Excerpts from a layout annotation set
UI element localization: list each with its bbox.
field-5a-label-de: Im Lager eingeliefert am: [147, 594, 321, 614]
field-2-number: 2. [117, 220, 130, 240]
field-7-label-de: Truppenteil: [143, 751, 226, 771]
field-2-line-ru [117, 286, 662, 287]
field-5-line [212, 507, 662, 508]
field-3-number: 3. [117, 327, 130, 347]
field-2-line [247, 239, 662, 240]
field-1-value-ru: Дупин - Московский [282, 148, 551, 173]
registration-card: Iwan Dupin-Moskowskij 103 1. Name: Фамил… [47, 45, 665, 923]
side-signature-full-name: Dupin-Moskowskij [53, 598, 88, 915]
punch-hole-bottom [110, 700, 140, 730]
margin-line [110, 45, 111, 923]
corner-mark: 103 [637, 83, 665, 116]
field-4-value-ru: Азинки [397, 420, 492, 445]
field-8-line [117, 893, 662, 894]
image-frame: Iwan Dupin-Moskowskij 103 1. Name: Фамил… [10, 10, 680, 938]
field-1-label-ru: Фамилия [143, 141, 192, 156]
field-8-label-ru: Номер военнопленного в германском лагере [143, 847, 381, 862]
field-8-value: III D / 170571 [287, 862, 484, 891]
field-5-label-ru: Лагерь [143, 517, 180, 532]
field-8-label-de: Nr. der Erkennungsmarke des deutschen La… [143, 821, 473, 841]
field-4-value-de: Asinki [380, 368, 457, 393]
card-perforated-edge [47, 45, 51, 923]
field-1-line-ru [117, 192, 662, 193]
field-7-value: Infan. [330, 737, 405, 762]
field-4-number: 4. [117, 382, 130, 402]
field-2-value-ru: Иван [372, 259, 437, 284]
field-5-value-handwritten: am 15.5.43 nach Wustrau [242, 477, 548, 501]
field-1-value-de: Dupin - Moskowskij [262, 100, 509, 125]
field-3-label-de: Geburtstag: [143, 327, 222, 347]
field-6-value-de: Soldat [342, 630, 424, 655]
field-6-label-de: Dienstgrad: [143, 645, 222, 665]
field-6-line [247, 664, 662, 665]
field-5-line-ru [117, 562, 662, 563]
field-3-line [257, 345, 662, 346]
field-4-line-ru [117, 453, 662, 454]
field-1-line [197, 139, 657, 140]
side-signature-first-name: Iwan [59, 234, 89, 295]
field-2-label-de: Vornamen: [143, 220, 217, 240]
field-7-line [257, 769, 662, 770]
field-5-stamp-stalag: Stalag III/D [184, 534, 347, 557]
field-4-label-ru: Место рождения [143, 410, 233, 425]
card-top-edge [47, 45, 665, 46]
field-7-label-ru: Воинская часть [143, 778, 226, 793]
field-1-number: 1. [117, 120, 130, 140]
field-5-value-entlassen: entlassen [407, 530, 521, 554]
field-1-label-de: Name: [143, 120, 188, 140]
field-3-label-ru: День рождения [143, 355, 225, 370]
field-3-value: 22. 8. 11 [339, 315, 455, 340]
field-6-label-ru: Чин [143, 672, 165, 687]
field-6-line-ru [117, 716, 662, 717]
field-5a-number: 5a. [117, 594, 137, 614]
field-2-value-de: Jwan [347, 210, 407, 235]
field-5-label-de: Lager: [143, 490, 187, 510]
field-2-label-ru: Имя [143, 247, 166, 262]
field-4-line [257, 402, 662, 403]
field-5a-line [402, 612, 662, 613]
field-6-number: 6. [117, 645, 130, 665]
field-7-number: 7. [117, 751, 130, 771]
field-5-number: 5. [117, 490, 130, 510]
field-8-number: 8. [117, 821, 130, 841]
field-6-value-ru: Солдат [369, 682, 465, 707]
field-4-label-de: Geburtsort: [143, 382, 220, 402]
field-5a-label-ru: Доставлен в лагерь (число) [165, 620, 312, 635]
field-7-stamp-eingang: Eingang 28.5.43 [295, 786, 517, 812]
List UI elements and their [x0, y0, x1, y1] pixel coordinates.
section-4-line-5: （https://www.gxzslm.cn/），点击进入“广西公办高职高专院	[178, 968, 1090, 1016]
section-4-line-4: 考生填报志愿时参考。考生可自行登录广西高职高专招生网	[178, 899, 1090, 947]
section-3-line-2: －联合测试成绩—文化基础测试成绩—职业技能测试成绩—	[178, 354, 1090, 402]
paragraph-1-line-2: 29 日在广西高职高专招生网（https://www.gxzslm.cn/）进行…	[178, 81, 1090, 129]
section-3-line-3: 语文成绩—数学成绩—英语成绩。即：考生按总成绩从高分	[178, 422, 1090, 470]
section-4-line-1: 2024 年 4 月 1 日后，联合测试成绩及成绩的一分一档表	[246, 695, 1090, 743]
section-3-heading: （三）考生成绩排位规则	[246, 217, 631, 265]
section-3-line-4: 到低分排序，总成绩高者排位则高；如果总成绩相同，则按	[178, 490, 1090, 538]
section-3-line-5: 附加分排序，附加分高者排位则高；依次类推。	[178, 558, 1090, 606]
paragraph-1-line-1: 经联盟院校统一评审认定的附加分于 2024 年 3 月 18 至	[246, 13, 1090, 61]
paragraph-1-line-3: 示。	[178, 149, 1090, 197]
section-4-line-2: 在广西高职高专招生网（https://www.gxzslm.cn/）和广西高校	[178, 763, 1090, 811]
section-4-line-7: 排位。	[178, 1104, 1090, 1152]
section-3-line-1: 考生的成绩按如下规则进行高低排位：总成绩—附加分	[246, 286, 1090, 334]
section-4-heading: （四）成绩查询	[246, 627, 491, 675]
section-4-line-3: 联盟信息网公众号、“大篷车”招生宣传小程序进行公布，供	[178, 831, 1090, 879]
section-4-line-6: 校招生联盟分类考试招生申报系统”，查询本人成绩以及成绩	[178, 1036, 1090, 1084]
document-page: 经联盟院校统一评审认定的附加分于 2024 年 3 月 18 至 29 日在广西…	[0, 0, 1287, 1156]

→ **What is being asked**
Copy out the lines word for word, starting with the first line and going on through the line with "field-3-number: 3. [117, 327, 130, 347]".

→ **Task output**
UI element localization: list each with its bbox.
field-5a-label-de: Im Lager eingeliefert am: [147, 594, 321, 614]
field-2-number: 2. [117, 220, 130, 240]
field-7-label-de: Truppenteil: [143, 751, 226, 771]
field-2-line-ru [117, 286, 662, 287]
field-5-line [212, 507, 662, 508]
field-3-number: 3. [117, 327, 130, 347]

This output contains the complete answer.